### [EXCERPTED DATA]
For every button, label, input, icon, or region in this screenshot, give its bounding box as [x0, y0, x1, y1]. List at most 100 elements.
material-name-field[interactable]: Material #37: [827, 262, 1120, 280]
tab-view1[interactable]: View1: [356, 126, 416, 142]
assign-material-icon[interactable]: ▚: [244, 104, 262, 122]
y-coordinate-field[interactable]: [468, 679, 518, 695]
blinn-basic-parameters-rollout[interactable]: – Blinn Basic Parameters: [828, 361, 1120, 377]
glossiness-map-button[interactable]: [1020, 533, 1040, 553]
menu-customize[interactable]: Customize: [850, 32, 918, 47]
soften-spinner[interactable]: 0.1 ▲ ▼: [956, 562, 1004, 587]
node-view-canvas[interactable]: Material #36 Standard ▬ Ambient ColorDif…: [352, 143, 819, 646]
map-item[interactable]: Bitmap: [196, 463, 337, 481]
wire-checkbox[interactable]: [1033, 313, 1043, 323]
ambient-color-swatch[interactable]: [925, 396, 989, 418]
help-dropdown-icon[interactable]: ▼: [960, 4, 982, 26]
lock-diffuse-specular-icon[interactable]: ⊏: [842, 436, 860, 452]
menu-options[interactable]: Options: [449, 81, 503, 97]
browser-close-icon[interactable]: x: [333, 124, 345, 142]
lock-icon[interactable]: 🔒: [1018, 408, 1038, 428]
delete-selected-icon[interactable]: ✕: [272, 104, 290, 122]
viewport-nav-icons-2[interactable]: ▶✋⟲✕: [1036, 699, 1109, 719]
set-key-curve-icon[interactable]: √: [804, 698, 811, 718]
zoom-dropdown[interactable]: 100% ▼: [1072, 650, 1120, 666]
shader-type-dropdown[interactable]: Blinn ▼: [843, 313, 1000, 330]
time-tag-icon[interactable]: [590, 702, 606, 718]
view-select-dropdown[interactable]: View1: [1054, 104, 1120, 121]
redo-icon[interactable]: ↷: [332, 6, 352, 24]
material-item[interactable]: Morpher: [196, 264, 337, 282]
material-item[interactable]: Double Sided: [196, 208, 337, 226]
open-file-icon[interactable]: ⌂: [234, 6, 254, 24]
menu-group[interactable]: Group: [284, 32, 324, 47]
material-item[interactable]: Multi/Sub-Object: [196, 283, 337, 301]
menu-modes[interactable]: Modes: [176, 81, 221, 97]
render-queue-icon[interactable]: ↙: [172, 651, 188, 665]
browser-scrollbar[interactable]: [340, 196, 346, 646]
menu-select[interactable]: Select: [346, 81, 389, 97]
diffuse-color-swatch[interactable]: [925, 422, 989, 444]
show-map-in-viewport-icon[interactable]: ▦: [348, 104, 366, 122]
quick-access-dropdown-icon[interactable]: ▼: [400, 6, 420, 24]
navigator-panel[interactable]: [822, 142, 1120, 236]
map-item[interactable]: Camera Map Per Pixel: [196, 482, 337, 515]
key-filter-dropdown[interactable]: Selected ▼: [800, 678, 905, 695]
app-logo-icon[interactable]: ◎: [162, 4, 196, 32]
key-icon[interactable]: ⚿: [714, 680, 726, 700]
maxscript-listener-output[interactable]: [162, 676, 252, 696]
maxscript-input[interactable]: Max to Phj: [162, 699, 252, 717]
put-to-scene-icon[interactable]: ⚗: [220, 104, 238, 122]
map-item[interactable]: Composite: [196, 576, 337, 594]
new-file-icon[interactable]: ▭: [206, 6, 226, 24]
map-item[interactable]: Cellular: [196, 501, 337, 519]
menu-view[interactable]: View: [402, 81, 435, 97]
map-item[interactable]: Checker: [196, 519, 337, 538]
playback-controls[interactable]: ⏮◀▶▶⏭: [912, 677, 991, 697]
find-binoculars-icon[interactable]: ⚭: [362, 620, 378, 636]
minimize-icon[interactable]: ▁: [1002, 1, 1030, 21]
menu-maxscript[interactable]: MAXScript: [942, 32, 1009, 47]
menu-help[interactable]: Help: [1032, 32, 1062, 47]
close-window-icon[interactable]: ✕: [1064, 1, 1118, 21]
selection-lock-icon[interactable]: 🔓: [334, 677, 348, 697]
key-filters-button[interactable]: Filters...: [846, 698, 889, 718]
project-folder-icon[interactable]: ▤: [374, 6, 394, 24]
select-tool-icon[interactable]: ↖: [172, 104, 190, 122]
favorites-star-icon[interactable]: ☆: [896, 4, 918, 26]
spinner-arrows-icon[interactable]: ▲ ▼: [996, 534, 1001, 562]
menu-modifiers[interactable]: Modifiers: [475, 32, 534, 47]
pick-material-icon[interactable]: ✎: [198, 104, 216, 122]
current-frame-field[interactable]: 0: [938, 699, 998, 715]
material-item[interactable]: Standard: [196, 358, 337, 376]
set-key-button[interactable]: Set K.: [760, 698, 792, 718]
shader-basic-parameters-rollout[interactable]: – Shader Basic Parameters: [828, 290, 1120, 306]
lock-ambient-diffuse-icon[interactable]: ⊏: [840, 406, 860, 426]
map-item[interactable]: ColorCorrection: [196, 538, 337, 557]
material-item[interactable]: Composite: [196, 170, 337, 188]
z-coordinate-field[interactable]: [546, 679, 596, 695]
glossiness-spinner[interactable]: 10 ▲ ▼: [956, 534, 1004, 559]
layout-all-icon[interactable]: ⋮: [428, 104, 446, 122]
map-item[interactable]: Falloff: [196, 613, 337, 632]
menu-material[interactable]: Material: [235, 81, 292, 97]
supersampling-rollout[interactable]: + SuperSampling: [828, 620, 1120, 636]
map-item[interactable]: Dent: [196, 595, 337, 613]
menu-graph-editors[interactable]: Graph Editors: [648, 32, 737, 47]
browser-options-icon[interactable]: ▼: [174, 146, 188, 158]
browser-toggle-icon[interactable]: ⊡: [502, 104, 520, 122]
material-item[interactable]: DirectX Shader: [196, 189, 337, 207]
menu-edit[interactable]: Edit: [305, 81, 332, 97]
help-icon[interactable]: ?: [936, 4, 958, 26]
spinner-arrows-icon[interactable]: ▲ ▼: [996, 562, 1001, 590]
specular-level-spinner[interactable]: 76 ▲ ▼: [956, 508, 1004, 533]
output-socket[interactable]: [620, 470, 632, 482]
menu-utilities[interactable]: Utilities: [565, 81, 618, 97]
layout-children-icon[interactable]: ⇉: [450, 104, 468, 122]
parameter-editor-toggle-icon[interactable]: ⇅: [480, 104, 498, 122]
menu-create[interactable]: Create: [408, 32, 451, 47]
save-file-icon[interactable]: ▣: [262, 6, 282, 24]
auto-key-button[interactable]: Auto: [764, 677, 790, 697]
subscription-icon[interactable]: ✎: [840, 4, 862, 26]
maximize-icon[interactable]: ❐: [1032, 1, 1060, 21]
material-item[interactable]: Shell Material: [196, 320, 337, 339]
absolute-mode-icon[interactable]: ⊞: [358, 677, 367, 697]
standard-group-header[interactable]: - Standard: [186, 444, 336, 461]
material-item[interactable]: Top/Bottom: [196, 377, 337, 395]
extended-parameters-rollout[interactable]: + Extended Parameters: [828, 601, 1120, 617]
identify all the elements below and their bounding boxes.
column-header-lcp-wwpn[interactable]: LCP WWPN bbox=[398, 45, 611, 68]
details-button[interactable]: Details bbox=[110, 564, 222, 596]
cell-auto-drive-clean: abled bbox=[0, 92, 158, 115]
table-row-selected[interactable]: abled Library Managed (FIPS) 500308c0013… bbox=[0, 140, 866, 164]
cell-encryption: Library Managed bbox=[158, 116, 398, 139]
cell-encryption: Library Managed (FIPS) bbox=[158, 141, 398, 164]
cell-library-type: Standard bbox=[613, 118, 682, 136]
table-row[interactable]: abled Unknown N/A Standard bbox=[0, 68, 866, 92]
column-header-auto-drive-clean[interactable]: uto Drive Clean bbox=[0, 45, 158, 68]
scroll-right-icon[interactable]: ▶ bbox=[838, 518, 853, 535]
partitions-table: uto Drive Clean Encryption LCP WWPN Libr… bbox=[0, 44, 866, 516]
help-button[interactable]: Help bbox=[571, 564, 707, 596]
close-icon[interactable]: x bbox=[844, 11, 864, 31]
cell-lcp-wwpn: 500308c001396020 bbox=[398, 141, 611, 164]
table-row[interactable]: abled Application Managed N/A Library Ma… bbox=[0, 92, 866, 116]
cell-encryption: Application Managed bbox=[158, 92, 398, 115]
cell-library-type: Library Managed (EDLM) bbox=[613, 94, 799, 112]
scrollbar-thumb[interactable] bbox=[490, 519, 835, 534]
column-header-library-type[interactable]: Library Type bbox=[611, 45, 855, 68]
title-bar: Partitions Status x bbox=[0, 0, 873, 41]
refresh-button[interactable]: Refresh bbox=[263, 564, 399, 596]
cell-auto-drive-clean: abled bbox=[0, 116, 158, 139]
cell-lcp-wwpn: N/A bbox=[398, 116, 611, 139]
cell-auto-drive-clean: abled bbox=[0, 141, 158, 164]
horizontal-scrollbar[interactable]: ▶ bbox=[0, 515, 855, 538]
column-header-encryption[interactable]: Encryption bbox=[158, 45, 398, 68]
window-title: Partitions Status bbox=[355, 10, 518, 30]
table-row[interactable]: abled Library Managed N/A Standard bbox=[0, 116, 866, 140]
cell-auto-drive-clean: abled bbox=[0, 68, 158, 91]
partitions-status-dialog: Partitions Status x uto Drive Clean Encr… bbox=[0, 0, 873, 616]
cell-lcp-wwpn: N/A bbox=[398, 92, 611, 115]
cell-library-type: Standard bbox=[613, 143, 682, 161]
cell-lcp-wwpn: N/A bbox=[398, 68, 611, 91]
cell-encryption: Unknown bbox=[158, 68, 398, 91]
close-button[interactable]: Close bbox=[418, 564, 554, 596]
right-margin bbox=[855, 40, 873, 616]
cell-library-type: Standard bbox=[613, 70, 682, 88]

### [SHORT TASK]
Write out the rows word for word, from the very first line through the line containing "delete-selected-icon[interactable]: ✕: [272, 104, 290, 122]", with both of those lines included.

### [SOLUTION TO THE EXERCISE]
For every button, label, input, icon, or region in this screenshot, give its bounding box as [x0, y0, x1, y1]. List at most 100 elements.
material-name-field[interactable]: Material #37: [827, 262, 1120, 280]
tab-view1[interactable]: View1: [356, 126, 416, 142]
assign-material-icon[interactable]: ▚: [244, 104, 262, 122]
y-coordinate-field[interactable]: [468, 679, 518, 695]
blinn-basic-parameters-rollout[interactable]: – Blinn Basic Parameters: [828, 361, 1120, 377]
glossiness-map-button[interactable]: [1020, 533, 1040, 553]
menu-customize[interactable]: Customize: [850, 32, 918, 47]
soften-spinner[interactable]: 0.1 ▲ ▼: [956, 562, 1004, 587]
node-view-canvas[interactable]: Material #36 Standard ▬ Ambient ColorDif…: [352, 143, 819, 646]
map-item[interactable]: Bitmap: [196, 463, 337, 481]
wire-checkbox[interactable]: [1033, 313, 1043, 323]
ambient-color-swatch[interactable]: [925, 396, 989, 418]
help-dropdown-icon[interactable]: ▼: [960, 4, 982, 26]
lock-diffuse-specular-icon[interactable]: ⊏: [842, 436, 860, 452]
menu-options[interactable]: Options: [449, 81, 503, 97]
browser-close-icon[interactable]: x: [333, 124, 345, 142]
lock-icon[interactable]: 🔒: [1018, 408, 1038, 428]
delete-selected-icon[interactable]: ✕: [272, 104, 290, 122]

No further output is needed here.